→ **RECORDS TO PROCESS**:
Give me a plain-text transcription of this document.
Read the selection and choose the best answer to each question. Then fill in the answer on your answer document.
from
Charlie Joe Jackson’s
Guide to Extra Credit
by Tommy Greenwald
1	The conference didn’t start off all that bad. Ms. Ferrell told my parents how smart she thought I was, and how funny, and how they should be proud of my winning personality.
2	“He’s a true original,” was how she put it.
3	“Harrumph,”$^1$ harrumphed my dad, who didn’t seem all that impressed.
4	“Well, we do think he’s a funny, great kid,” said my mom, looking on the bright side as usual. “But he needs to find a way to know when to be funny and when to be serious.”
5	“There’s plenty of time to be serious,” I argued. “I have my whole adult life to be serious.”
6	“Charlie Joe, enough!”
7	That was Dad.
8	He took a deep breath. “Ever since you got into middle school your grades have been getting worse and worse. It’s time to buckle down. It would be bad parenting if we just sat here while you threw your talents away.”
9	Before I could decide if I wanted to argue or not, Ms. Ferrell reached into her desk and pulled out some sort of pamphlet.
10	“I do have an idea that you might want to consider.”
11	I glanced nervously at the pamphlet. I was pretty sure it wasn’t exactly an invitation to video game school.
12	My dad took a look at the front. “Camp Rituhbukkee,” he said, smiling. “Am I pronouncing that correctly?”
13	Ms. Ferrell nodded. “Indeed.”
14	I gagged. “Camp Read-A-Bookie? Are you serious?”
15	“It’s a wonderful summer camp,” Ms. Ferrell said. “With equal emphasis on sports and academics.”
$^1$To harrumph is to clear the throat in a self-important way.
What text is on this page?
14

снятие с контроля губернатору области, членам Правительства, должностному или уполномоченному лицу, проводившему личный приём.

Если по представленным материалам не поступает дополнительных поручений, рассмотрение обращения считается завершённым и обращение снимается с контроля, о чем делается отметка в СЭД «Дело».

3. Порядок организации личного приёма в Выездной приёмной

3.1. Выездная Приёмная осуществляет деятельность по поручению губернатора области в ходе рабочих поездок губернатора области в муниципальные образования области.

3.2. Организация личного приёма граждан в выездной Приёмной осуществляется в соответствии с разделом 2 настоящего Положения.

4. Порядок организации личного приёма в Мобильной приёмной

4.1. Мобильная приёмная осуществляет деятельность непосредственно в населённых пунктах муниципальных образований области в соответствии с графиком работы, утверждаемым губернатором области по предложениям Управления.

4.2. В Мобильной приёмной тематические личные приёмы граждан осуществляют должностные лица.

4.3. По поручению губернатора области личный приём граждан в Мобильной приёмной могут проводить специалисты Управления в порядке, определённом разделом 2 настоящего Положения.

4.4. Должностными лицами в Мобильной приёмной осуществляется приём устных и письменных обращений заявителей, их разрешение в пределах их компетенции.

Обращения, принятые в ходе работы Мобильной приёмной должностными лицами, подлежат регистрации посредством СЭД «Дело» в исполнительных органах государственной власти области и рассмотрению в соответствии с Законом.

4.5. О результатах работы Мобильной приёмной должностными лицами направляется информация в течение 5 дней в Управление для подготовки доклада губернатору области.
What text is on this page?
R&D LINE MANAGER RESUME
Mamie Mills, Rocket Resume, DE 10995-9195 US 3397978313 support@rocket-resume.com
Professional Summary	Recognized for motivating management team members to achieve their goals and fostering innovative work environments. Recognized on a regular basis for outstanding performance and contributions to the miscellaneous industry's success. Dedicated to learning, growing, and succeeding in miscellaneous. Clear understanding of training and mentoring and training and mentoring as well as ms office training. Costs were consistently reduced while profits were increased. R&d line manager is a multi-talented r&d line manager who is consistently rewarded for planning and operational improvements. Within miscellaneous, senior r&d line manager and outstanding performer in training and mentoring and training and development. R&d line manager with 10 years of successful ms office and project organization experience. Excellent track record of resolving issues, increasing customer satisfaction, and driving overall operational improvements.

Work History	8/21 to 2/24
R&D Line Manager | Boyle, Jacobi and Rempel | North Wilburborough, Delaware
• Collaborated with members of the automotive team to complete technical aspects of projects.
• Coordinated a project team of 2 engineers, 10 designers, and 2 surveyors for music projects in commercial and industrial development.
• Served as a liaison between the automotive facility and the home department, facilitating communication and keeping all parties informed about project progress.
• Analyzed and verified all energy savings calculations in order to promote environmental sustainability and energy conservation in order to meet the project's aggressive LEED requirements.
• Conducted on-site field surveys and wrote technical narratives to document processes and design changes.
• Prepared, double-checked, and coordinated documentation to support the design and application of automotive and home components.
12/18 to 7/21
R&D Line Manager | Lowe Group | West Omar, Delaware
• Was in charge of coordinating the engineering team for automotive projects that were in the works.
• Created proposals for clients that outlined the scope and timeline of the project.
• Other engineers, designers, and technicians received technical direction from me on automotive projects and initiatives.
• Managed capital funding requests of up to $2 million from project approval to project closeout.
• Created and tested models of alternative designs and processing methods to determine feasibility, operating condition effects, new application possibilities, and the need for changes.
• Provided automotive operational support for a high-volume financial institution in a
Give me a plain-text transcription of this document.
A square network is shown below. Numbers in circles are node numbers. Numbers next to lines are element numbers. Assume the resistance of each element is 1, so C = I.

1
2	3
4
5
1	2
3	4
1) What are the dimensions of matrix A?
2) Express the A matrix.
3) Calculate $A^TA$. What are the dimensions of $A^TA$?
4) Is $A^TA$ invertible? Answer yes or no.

→ **PROBLEM REQUIREMENTS**: Would you copy out each line exactly as written?

→ **SOLVED PROBLEM**:
Give me a plain-text transcription of this document.
Read the selection and choose the best answer to each question. Then fill in the answer on your answer document.
from
Charlie Joe Jackson’s
Guide to Extra Credit
by Tommy Greenwald
1	The conference didn’t start off all that bad. Ms. Ferrell told my parents how smart she thought I was, and how funny, and how they should be proud of my winning personality.
2	“He’s a true original,” was how she put it.
3	“Harrumph,”$^1$ harrumphed my dad, who didn’t seem all that impressed.
4	“Well, we do think he’s a funny, great kid,” said my mom, looking on the bright side as usual. “But he needs to find a way to know when to be funny and when to be serious.”
5	“There’s plenty of time to be serious,” I argued. “I have my whole adult life to be serious.”
6	“Charlie Joe, enough!”
7	That was Dad.
8	He took a deep breath. “Ever since you got into middle school your grades have been getting worse and worse. It’s time to buckle down. It would be bad parenting if we just sat here while you threw your talents away.”
9	Before I could decide if I wanted to argue or not, Ms. Ferrell reached into her desk and pulled out some sort of pamphlet.
10	“I do have an idea that you might want to consider.”
11	I glanced nervously at the pamphlet. I was pretty sure it wasn’t exactly an invitation to video game school.
12	My dad took a look at the front. “Camp Rituhbukkee,” he said, smiling. “Am I pronouncing that correctly?”
13	Ms. Ferrell nodded. “Indeed.”
14	I gagged. “Camp Read-A-Bookie? Are you serious?”
15	“It’s a wonderful summer camp,” Ms. Ferrell said. “With equal emphasis on sports and academics.”
$^1$To harrumph is to clear the throat in a self-important way.
What text is on this page?
14

снятие с контроля губернатору области, членам Правительства, должностному или уполномоченному лицу, проводившему личный приём.

Если по представленным материалам не поступает дополнительных поручений, рассмотрение обращения считается завершённым и обращение снимается с контроля, о чем делается отметка в СЭД «Дело».

3. Порядок организации личного приёма в Выездной приёмной

3.1. Выездная Приёмная осуществляет деятельность по поручению губернатора области в ходе рабочих поездок губернатора области в муниципальные образования области.

3.2. Организация личного приёма граждан в выездной Приёмной осуществляется в соответствии с разделом 2 настоящего Положения.

4. Порядок организации личного приёма в Мобильной приёмной

4.1. Мобильная приёмная осуществляет деятельность непосредственно в населённых пунктах муниципальных образований области в соответствии с графиком работы, утверждаемым губернатором области по предложениям Управления.

4.2. В Мобильной приёмной тематические личные приёмы граждан осуществляют должностные лица.

4.3. По поручению губернатора области личный приём граждан в Мобильной приёмной могут проводить специалисты Управления в порядке, определённом разделом 2 настоящего Положения.

4.4. Должностными лицами в Мобильной приёмной осуществляется приём устных и письменных обращений заявителей, их разрешение в пределах их компетенции.

Обращения, принятые в ходе работы Мобильной приёмной должностными лицами, подлежат регистрации посредством СЭД «Дело» в исполнительных органах государственной власти области и рассмотрению в соответствии с Законом.

4.5. О результатах работы Мобильной приёмной должностными лицами направляется информация в течение 5 дней в Управление для подготовки доклада губернатору области.
What text is on this page?
R&D LINE MANAGER RESUME
Mamie Mills, Rocket Resume, DE 10995-9195 US 3397978313 support@rocket-resume.com
Professional Summary	Recognized for motivating management team members to achieve their goals and fostering innovative work environments. Recognized on a regular basis for outstanding performance and contributions to the miscellaneous industry's success. Dedicated to learning, growing, and succeeding in miscellaneous. Clear understanding of training and mentoring and training and mentoring as well as ms office training. Costs were consistently reduced while profits were increased. R&d line manager is a multi-talented r&d line manager who is consistently rewarded for planning and operational improvements. Within miscellaneous, senior r&d line manager and outstanding performer in training and mentoring and training and development. R&d line manager with 10 years of successful ms office and project organization experience. Excellent track record of resolving issues, increasing customer satisfaction, and driving overall operational improvements.

Work History	8/21 to 2/24
R&D Line Manager | Boyle, Jacobi and Rempel | North Wilburborough, Delaware
• Collaborated with members of the automotive team to complete technical aspects of projects.
• Coordinated a project team of 2 engineers, 10 designers, and 2 surveyors for music projects in commercial and industrial development.
• Served as a liaison between the automotive facility and the home department, facilitating communication and keeping all parties informed about project progress.
• Analyzed and verified all energy savings calculations in order to promote environmental sustainability and energy conservation in order to meet the project's aggressive LEED requirements.
• Conducted on-site field surveys and wrote technical narratives to document processes and design changes.
• Prepared, double-checked, and coordinated documentation to support the design and application of automotive and home components.
12/18 to 7/21
R&D Line Manager | Lowe Group | West Omar, Delaware
• Was in charge of coordinating the engineering team for automotive projects that were in the works.
• Created proposals for clients that outlined the scope and timeline of the project.
• Other engineers, designers, and technicians received technical direction from me on automotive projects and initiatives.
• Managed capital funding requests of up to $2 million from project approval to project closeout.
• Created and tested models of alternative designs and processing methods to determine feasibility, operating condition effects, new application possibilities, and the need for changes.
• Provided automotive operational support for a high-volume financial institution in a
Give me a plain-text transcription of this document.
A square network is shown below. Numbers in circles are node numbers. Numbers next to lines are element numbers. Assume the resistance of each element is 1, so C = I.

1
2	3
4
5
1	2
3	4
1) What are the dimensions of matrix A?
2) Express the A matrix.
3) Calculate $A^TA$. What are the dimensions of $A^TA$?
4) Is $A^TA$ invertible? Answer yes or no.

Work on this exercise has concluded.